What needs to be done
Show each line from the listing that includes the word "this".

________________________

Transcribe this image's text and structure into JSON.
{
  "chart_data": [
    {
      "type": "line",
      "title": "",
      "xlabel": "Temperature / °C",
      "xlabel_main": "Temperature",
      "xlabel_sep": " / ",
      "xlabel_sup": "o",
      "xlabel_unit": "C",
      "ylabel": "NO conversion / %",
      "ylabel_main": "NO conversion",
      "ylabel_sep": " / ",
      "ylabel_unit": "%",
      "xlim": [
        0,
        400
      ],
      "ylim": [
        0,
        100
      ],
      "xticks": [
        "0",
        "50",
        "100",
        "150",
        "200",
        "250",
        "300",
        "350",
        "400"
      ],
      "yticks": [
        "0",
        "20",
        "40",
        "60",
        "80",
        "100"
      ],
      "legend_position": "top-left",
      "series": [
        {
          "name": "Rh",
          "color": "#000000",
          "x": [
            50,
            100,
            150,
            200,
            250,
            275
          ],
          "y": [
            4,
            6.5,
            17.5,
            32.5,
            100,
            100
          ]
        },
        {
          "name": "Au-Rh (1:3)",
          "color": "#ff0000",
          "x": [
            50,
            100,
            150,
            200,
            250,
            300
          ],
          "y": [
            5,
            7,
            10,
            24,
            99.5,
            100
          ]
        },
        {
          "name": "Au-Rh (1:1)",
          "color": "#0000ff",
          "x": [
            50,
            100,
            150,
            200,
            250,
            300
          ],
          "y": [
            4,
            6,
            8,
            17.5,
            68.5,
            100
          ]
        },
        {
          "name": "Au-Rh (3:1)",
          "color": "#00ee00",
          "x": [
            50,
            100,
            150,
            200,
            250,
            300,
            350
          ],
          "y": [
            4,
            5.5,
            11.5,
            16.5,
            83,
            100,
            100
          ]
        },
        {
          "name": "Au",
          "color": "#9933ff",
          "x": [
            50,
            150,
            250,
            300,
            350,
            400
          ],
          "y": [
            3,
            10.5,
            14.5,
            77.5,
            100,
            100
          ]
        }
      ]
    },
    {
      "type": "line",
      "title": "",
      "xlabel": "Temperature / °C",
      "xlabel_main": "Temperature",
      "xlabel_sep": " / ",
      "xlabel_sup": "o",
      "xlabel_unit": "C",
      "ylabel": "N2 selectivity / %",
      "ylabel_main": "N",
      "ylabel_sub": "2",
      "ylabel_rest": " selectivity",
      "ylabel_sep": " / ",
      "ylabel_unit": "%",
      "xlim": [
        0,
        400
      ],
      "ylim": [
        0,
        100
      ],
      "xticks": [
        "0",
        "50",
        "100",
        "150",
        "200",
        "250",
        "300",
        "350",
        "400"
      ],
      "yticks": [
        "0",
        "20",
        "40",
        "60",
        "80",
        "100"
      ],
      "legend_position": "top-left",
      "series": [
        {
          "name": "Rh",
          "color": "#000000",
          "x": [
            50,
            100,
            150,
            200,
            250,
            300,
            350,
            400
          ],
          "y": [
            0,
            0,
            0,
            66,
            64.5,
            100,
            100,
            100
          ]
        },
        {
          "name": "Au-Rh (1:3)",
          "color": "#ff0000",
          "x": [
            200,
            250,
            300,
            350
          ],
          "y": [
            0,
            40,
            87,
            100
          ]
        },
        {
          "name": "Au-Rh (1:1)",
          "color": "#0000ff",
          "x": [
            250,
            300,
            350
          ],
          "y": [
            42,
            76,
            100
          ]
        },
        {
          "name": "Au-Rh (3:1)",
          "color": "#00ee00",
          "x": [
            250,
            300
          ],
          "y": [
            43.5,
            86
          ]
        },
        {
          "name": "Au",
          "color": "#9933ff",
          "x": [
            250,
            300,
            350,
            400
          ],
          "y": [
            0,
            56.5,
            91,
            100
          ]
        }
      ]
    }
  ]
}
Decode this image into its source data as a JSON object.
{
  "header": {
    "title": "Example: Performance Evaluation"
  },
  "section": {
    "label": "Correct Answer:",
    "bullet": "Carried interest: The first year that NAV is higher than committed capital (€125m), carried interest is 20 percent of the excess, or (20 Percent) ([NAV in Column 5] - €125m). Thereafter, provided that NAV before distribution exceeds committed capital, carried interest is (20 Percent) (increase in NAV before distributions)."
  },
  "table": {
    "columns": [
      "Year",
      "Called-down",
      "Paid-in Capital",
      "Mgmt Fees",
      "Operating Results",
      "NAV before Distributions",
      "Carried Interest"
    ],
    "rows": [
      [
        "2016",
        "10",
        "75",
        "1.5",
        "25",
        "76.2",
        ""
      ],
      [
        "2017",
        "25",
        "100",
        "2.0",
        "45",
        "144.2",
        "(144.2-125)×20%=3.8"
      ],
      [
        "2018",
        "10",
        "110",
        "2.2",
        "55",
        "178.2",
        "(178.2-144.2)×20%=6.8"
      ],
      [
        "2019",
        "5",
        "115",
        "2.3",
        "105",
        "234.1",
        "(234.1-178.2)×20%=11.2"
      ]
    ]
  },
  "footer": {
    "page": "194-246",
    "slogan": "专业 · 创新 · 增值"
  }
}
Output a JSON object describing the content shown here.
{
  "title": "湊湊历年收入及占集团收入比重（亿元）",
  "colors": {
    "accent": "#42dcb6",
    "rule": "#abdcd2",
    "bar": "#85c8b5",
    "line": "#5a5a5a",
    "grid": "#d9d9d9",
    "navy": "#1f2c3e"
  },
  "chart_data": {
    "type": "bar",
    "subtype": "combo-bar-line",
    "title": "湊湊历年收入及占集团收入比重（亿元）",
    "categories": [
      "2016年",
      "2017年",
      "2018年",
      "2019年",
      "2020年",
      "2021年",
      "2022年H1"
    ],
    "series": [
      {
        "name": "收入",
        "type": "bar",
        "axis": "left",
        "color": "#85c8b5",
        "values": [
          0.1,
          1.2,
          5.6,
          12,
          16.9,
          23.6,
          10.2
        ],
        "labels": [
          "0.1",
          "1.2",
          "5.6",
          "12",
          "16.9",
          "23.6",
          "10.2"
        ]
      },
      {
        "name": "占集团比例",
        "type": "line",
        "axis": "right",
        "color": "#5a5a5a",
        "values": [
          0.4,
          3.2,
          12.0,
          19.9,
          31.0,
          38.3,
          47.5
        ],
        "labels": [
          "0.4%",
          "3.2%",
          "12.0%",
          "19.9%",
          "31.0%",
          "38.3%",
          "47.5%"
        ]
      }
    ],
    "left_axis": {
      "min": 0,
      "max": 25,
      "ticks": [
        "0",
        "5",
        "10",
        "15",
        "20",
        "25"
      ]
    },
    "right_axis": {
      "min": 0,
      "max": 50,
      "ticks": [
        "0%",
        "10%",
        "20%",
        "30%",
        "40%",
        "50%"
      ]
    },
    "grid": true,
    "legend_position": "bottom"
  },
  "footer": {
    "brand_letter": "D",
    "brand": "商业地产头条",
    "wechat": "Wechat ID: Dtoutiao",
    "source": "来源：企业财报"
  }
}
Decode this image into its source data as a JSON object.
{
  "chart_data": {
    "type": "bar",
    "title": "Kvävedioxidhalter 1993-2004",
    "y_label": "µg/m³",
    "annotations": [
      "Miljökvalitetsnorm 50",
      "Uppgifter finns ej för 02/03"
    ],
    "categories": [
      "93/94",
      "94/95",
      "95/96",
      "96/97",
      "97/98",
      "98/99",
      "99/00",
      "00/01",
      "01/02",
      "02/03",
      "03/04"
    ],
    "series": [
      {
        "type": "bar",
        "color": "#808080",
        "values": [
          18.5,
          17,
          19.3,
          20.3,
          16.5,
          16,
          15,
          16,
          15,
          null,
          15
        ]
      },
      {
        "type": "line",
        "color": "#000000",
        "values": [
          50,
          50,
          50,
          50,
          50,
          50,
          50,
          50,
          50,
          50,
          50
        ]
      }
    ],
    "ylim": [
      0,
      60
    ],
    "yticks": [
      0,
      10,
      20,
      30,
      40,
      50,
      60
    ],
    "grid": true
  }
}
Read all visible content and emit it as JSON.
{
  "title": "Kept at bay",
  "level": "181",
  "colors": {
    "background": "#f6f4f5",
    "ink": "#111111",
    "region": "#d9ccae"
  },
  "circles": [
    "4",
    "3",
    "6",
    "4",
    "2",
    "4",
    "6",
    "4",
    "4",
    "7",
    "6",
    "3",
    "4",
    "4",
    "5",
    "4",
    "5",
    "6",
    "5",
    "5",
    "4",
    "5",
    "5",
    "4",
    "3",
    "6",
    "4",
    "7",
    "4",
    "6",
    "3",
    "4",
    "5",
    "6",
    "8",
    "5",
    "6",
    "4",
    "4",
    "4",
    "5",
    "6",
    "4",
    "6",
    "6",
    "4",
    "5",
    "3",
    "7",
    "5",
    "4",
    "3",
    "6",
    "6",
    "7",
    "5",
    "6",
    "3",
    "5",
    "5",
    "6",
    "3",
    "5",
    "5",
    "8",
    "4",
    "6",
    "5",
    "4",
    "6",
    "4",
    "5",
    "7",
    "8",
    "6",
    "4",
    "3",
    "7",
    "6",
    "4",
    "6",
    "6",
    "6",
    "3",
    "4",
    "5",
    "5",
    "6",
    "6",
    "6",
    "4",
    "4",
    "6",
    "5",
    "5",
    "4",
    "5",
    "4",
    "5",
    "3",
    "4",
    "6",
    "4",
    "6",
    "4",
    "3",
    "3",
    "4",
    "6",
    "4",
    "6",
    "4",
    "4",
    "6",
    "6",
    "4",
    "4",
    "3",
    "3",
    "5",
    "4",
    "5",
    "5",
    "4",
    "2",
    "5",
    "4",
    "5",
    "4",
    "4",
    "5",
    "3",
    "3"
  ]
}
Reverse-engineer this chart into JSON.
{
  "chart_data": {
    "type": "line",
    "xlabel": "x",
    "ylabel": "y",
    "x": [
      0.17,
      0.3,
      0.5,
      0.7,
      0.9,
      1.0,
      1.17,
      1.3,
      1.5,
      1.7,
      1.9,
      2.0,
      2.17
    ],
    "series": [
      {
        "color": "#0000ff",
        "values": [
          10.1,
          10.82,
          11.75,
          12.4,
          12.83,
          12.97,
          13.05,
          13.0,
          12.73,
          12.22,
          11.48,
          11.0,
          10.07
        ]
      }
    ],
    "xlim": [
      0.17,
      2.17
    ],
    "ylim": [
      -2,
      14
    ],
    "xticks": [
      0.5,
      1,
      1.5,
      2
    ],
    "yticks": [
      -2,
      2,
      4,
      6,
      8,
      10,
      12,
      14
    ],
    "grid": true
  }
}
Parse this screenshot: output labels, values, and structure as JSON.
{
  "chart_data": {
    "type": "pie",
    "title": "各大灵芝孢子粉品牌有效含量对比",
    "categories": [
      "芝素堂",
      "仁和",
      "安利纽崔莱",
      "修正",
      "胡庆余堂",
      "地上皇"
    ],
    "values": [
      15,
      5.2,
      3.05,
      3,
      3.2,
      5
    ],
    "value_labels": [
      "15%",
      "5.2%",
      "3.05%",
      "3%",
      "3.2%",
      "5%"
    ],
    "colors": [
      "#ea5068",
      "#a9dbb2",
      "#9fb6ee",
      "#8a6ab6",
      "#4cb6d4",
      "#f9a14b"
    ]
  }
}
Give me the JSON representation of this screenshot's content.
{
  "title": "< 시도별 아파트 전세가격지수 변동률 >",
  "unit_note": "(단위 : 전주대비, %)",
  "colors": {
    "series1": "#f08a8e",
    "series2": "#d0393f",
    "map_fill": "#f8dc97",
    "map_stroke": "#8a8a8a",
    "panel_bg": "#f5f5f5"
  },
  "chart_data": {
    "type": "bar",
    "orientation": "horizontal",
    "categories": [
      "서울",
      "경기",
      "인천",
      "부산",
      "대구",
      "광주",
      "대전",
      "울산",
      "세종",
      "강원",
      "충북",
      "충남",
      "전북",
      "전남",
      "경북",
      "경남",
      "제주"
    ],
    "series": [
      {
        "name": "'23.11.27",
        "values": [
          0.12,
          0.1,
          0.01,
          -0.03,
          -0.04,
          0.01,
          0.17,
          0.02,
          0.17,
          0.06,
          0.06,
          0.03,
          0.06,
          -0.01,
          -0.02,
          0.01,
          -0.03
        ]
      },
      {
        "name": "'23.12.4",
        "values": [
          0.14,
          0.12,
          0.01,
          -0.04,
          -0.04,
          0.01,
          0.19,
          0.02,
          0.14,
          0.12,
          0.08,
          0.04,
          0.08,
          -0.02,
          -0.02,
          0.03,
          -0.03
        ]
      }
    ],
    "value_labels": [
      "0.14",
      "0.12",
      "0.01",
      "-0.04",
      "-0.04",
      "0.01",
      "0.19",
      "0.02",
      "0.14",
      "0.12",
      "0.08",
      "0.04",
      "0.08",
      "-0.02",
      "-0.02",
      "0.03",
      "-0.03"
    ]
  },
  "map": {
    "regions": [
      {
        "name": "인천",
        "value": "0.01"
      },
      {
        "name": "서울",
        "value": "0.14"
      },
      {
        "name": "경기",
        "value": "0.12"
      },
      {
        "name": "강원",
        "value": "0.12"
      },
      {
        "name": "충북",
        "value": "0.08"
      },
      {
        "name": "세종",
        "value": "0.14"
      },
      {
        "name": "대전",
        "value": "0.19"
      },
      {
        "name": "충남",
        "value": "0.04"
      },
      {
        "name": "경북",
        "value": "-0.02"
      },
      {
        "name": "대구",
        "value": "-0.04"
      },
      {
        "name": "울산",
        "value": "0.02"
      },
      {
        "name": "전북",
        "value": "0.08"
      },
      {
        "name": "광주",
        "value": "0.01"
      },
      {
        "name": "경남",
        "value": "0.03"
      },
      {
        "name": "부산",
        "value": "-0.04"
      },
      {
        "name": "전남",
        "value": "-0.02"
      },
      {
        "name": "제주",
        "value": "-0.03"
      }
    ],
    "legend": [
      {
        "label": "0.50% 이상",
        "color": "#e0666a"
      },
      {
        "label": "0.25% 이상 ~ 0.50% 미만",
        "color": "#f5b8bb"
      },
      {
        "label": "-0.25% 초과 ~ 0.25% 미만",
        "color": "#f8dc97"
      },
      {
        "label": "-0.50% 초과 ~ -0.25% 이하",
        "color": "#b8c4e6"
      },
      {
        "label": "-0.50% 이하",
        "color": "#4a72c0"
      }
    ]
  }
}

________________________

Full answer
Transcribe this image's text and structure into JSON.
Decode this image into its source data as a JSON object.
Decode this image into its source data as a JSON object.
Reverse-engineer this chart into JSON.
Parse this screenshot: output labels, values, and structure as JSON.
Give me the JSON representation of this screenshot's content.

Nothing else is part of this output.